Say how many lines of the material below contain the word "message", with no other words.

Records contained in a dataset
######
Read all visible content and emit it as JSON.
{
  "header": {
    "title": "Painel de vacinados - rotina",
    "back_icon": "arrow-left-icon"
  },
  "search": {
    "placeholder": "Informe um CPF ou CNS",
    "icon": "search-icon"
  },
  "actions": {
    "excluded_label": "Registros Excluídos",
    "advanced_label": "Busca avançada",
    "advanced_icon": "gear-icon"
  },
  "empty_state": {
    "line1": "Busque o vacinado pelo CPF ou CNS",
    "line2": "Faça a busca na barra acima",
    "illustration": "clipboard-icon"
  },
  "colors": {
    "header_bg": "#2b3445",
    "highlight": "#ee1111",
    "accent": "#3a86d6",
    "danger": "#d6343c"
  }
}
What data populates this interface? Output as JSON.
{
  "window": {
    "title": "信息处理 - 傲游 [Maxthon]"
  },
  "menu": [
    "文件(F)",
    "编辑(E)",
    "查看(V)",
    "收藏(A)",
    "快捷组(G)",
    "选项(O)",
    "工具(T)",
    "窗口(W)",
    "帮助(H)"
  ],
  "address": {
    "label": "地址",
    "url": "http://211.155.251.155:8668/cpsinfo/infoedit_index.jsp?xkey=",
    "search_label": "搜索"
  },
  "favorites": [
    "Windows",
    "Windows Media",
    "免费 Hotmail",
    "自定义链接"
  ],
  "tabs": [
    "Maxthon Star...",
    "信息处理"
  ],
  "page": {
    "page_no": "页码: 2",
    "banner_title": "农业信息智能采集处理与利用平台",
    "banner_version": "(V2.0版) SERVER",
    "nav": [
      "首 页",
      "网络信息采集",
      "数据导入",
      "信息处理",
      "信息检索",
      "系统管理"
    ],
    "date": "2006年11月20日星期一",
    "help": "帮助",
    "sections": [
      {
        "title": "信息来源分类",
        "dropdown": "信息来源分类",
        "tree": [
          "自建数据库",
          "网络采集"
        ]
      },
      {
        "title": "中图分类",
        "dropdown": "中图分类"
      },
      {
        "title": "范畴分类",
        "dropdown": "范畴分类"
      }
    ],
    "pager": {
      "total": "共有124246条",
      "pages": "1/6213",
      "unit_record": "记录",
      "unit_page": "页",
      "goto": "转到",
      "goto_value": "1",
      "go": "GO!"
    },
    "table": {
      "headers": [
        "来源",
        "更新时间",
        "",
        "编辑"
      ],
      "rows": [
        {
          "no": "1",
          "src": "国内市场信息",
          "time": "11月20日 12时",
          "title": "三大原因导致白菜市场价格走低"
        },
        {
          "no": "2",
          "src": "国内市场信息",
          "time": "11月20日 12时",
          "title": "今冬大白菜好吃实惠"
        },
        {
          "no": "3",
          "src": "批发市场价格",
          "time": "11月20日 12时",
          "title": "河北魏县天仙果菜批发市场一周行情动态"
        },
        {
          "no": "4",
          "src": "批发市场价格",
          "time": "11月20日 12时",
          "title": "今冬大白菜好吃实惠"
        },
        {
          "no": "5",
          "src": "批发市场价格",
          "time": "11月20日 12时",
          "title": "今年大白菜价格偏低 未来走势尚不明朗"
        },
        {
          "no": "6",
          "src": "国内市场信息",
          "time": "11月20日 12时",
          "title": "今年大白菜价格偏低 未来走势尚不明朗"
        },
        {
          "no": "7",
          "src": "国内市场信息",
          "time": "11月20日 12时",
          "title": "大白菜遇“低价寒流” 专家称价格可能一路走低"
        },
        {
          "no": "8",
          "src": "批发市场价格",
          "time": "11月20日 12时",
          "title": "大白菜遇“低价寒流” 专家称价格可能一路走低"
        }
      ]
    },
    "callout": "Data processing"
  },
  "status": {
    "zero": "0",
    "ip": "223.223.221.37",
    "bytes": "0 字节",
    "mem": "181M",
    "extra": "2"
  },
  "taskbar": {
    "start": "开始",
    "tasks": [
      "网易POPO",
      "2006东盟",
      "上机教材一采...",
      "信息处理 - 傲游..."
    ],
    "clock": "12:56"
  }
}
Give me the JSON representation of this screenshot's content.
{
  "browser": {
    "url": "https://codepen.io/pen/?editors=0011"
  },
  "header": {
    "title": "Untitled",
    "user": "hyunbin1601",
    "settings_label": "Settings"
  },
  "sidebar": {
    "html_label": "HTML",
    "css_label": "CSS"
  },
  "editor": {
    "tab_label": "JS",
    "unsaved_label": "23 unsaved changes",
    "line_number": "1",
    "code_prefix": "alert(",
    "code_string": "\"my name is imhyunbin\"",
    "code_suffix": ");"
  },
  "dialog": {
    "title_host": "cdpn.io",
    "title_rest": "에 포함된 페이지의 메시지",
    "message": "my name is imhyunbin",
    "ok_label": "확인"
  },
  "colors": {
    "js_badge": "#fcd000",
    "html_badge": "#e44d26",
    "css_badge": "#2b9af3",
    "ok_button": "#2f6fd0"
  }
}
######
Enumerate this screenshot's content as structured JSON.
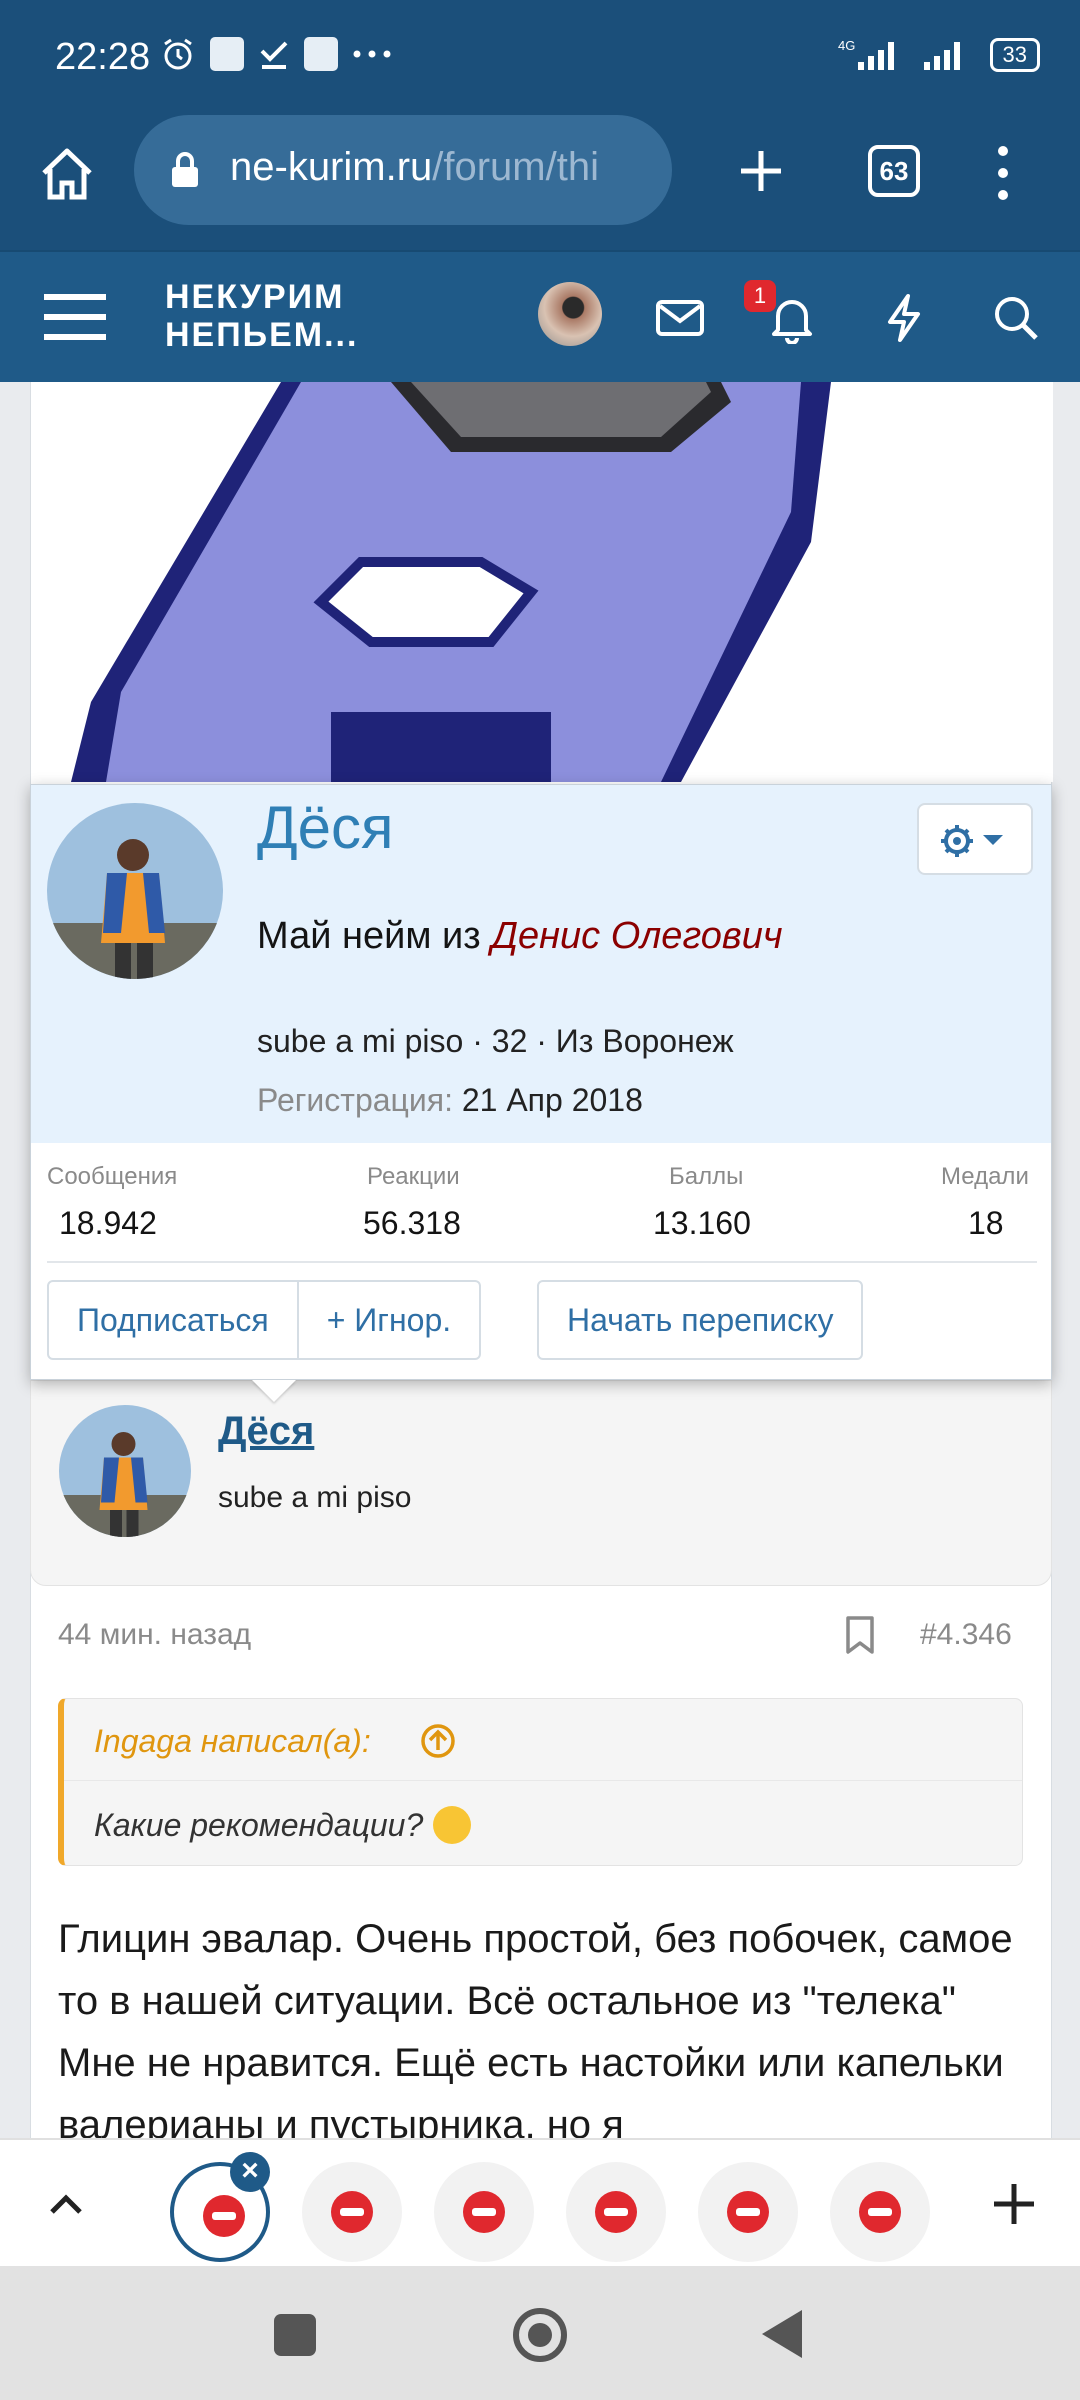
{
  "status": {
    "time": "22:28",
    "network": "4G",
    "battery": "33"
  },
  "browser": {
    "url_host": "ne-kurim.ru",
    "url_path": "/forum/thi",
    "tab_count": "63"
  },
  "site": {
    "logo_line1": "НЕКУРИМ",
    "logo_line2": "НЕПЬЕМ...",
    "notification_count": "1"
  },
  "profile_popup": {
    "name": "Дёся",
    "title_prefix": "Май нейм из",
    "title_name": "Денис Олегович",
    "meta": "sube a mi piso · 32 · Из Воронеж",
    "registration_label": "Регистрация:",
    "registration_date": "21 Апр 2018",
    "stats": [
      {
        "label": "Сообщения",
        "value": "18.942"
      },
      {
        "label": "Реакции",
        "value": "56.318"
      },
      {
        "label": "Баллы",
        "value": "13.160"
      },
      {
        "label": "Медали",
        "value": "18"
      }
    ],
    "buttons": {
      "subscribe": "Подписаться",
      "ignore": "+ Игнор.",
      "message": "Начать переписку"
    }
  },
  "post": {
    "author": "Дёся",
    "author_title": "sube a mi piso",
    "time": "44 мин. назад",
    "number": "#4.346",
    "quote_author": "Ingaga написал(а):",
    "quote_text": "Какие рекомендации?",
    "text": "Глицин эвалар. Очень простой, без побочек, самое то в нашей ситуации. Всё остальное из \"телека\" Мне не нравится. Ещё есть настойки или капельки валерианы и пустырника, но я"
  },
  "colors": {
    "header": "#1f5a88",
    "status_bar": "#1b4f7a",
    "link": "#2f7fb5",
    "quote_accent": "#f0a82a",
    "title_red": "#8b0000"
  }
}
######
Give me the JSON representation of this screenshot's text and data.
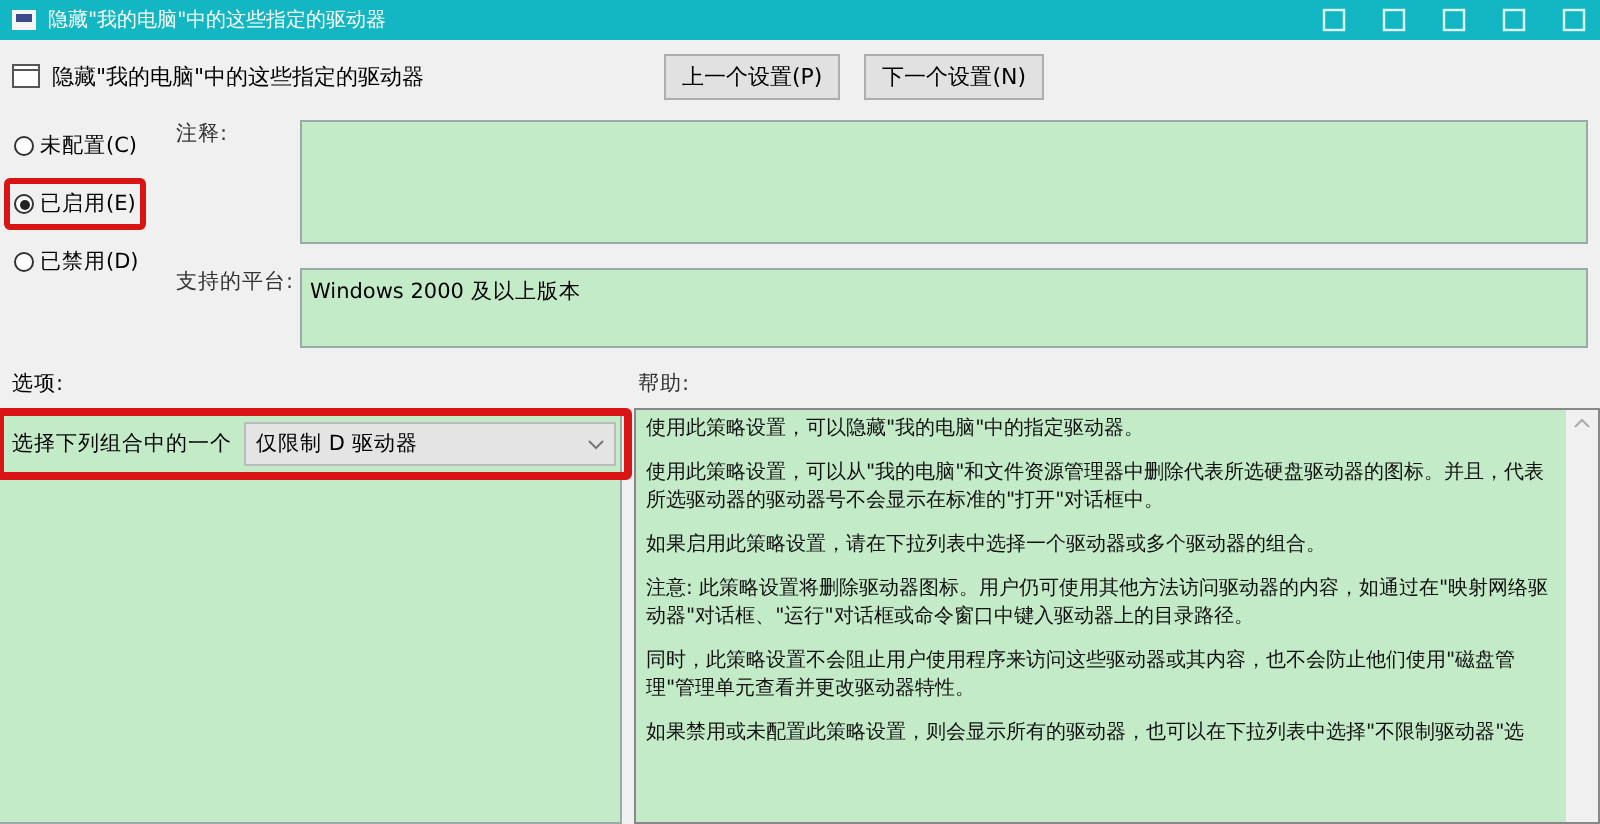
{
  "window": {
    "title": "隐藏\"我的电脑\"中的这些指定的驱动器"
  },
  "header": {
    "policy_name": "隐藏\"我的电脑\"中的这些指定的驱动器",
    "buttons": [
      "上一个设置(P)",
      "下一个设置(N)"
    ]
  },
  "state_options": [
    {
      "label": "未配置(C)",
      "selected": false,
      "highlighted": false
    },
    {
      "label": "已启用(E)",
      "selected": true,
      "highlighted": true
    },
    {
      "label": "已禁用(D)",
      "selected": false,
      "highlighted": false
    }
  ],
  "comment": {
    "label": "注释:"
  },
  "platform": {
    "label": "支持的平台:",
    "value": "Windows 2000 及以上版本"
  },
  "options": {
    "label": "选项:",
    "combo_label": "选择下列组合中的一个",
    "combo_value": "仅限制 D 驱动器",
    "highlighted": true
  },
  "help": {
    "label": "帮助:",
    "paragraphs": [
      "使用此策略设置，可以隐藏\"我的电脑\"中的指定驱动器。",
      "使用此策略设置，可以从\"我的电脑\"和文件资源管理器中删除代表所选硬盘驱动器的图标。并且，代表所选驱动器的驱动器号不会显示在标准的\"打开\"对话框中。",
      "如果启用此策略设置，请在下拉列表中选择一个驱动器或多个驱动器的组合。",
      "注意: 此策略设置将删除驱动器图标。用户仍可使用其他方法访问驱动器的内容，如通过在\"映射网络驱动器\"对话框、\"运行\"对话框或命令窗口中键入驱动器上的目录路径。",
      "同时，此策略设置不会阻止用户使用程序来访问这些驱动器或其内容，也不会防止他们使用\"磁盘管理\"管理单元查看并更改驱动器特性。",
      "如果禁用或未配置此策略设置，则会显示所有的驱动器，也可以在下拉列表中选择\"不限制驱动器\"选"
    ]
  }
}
######
SOLVED PROBLEM. 2